** Begin Records for this task **
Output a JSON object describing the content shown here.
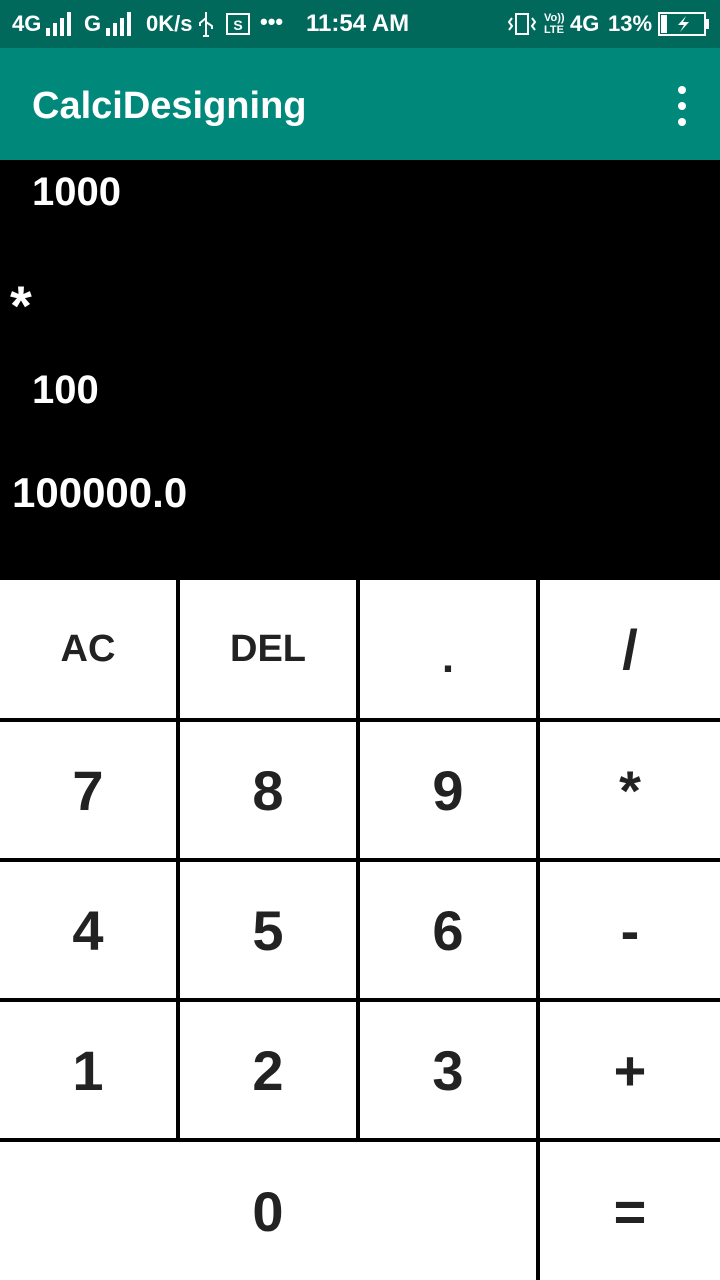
{
  "status_bar": {
    "network1": "4G",
    "network2": "G",
    "speed": "0K/s",
    "time": "11:54 AM",
    "volte": "Vo)) LTE",
    "network3": "4G",
    "battery": "13%",
    "colors": {
      "background": "#00695c"
    }
  },
  "app_bar": {
    "title": "CalciDesigning",
    "menu_icon": "overflow-menu-icon",
    "colors": {
      "background": "#00897b"
    }
  },
  "display": {
    "first_operand": "1000",
    "operator": "*",
    "second_operand": "100",
    "result": "100000.0"
  },
  "keypad": {
    "rows": [
      [
        "AC",
        "DEL",
        ".",
        "/"
      ],
      [
        "7",
        "8",
        "9",
        "*"
      ],
      [
        "4",
        "5",
        "6",
        "-"
      ],
      [
        "1",
        "2",
        "3",
        "+"
      ],
      [
        "0",
        "="
      ]
    ]
  }
}
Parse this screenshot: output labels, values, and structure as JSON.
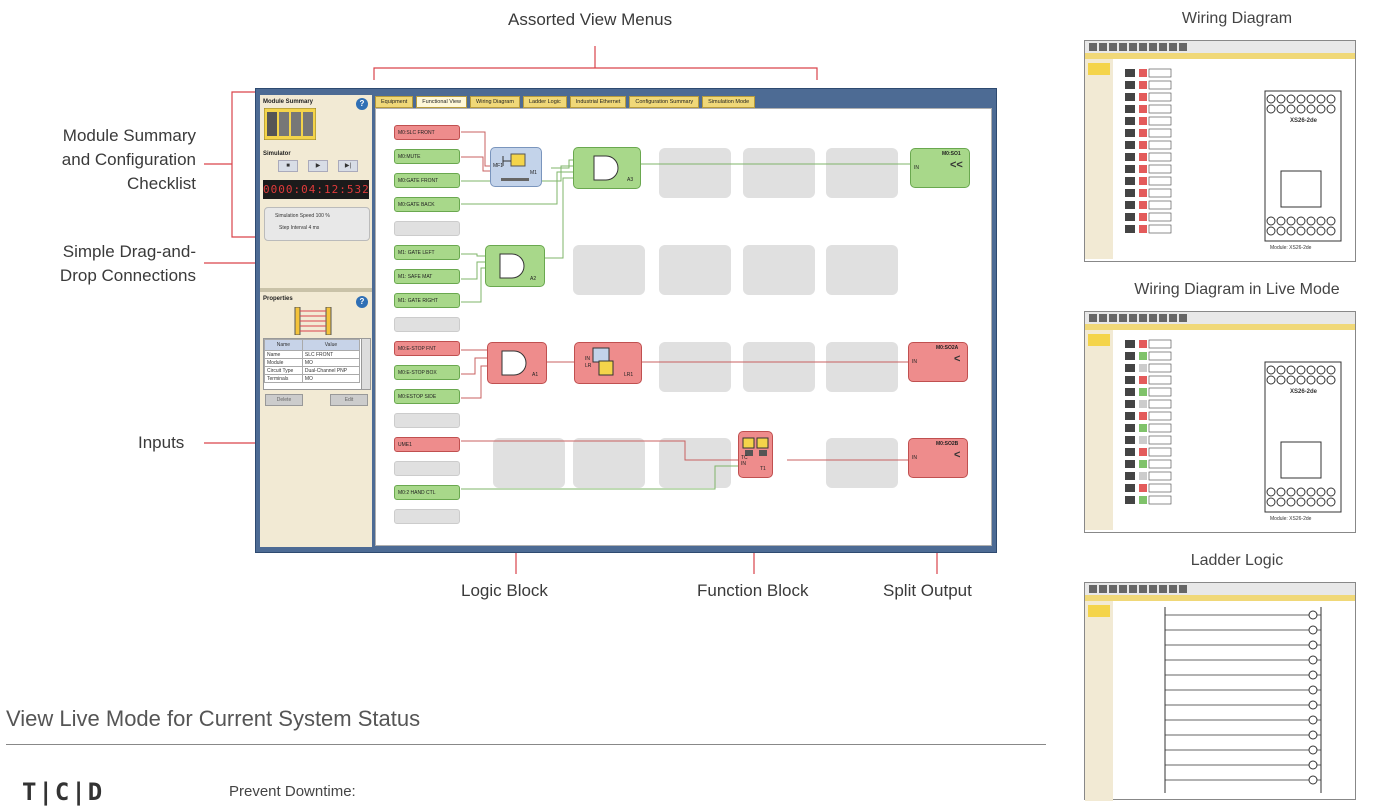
{
  "callouts": {
    "assorted_menus": "Assorted View Menus",
    "module_summary": [
      "Module Summary",
      "and Configuration",
      "Checklist"
    ],
    "drag_drop": [
      "Simple Drag-and-",
      "Drop Connections"
    ],
    "inputs": "Inputs",
    "logic_block": "Logic Block",
    "function_block": "Function Block",
    "split_output": "Split Output"
  },
  "app": {
    "module_summary_title": "Module Summary",
    "simulator_title": "Simulator",
    "timer": "0000:04:12:532",
    "sim_speed": "Simulation Speed  100 %",
    "step_interval": "Step Interval  4 ms",
    "properties_title": "Properties",
    "prop_headers": [
      "Name",
      "Value"
    ],
    "prop_rows": [
      [
        "Name",
        "SLC FRONT"
      ],
      [
        "Module",
        "MO"
      ],
      [
        "Circuit Type",
        "Dual-Channel PNP"
      ],
      [
        "Terminals",
        "MO"
      ]
    ],
    "buttons": [
      "Delete",
      "Edit"
    ],
    "tabs": [
      "Equipment",
      "Functional View",
      "Wiring Diagram",
      "Ladder Logic",
      "Industrial Ethernet",
      "Configuration Summary",
      "Simulation Mode"
    ],
    "inputs": [
      {
        "label": "M0:SLC FRONT",
        "color": "red"
      },
      {
        "label": "M0:MUTE",
        "color": "green"
      },
      {
        "label": "M0:GATE FRONT",
        "color": "green"
      },
      {
        "label": "M0:GATE BACK",
        "color": "green"
      },
      {
        "label": "",
        "color": "empty"
      },
      {
        "label": "M1: GATE LEFT",
        "color": "green"
      },
      {
        "label": "M1: SAFE MAT",
        "color": "green"
      },
      {
        "label": "M1: GATE RIGHT",
        "color": "green"
      },
      {
        "label": "",
        "color": "empty"
      },
      {
        "label": "M0:E-STOP FNT",
        "color": "red"
      },
      {
        "label": "M0:E-STOP BOX",
        "color": "green"
      },
      {
        "label": "M0:ESTOP SIDE",
        "color": "green"
      },
      {
        "label": "",
        "color": "empty"
      },
      {
        "label": "UME1",
        "color": "red"
      },
      {
        "label": "",
        "color": "empty"
      },
      {
        "label": "M0:2 HAND CTL",
        "color": "green"
      },
      {
        "label": "",
        "color": "empty"
      }
    ],
    "blocks": {
      "mf1": "MF1",
      "m1": "M1",
      "a3": "A3",
      "a2": "A2",
      "a1": "A1",
      "lr1": "LR1",
      "t1": "T1",
      "in": "IN",
      "tc": "TC",
      "lr": "LR"
    },
    "outputs": {
      "o1": "M0:SO1",
      "o2": "M0:SO2A",
      "o3": "M0:SO2B",
      "in": "IN"
    }
  },
  "bottom": {
    "heading": "View Live Mode for Current System Status",
    "logo": "T|C|D",
    "subhead": "Prevent Downtime:"
  },
  "thumbs": {
    "wiring": "Wiring Diagram",
    "wiring_live": "Wiring Diagram in Live Mode",
    "ladder": "Ladder Logic",
    "module_label": "XS26-2de",
    "module_caption": "Module: XS26-2de"
  },
  "colors": {
    "red_line": "#d9434b",
    "green": "#a8d88a",
    "red_block": "#ee8c8c",
    "app_frame": "#4d6b94"
  }
}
** End Records for this task **
> What you should do
Whichever lines contain the string "FRONT", select and copy them.

> Solution for this exercise
        "SLC FRONT"
        "label": "M0:SLC FRONT",
        "label": "M0:GATE FRONT",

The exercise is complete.